The data |
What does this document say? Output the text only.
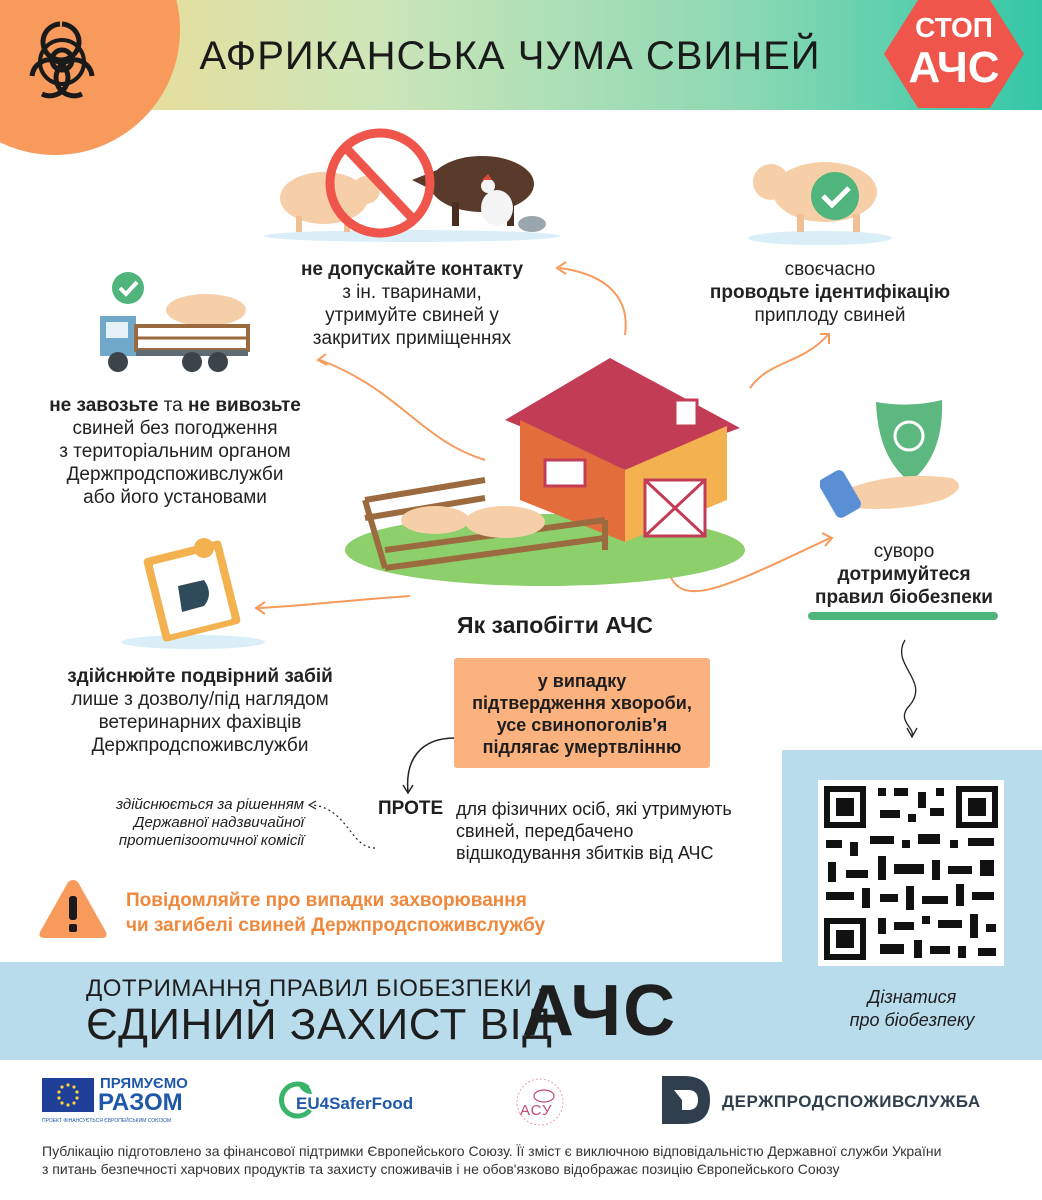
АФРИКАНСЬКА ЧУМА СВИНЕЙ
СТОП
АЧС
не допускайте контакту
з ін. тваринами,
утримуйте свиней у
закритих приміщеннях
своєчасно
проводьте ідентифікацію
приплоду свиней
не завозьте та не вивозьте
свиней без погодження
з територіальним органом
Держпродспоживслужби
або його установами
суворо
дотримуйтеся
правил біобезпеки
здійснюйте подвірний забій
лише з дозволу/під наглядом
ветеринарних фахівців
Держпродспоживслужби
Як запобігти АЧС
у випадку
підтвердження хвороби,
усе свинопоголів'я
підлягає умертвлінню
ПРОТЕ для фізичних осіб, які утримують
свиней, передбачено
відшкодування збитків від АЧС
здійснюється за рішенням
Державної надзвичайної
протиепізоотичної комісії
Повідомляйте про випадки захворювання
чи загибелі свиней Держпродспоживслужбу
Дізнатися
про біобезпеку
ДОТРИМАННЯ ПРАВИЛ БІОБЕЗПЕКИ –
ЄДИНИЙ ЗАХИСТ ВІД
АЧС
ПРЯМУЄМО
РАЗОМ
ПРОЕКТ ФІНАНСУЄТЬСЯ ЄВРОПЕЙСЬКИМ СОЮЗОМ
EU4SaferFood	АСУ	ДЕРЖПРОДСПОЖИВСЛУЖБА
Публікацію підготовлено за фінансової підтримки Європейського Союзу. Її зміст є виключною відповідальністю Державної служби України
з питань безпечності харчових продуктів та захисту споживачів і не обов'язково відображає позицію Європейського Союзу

* * *

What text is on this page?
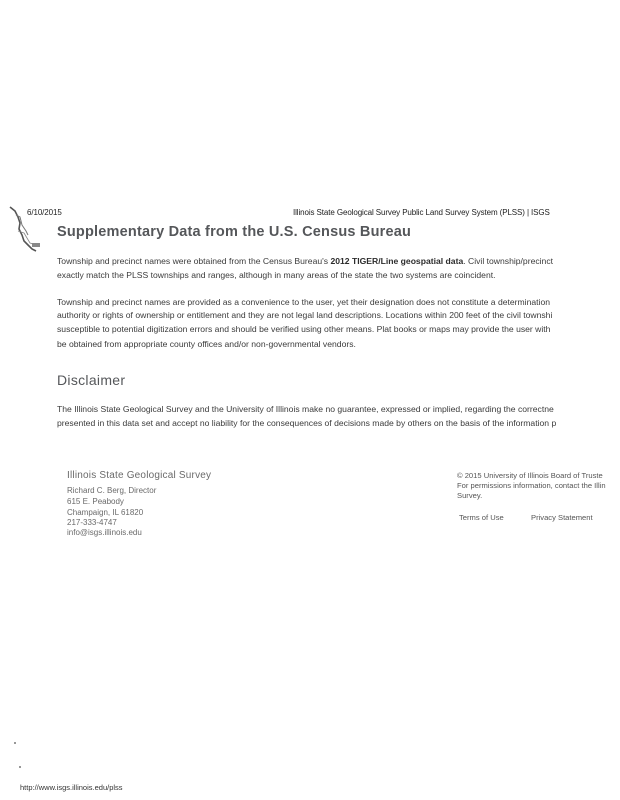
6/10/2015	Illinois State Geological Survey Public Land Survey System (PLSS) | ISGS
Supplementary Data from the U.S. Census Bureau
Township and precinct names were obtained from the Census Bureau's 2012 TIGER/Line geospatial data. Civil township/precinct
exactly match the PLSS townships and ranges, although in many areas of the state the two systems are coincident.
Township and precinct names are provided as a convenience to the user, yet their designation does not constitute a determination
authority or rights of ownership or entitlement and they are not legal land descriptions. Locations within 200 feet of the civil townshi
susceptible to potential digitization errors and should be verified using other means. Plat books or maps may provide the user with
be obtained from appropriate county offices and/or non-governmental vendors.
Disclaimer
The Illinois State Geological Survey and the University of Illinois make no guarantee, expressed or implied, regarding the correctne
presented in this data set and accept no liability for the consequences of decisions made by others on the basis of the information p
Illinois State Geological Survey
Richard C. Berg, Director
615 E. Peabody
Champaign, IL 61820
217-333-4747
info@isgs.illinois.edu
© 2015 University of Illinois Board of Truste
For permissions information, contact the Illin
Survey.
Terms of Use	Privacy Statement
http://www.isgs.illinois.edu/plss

Task requirements |
Copy out every line that includes the word "Census".

Written reply |
Supplementary Data from the U.S. Census Bureau
Township and precinct names were obtained from the Census Bureau's 2012 TIGER/Line geospatial data. Civil township/precinct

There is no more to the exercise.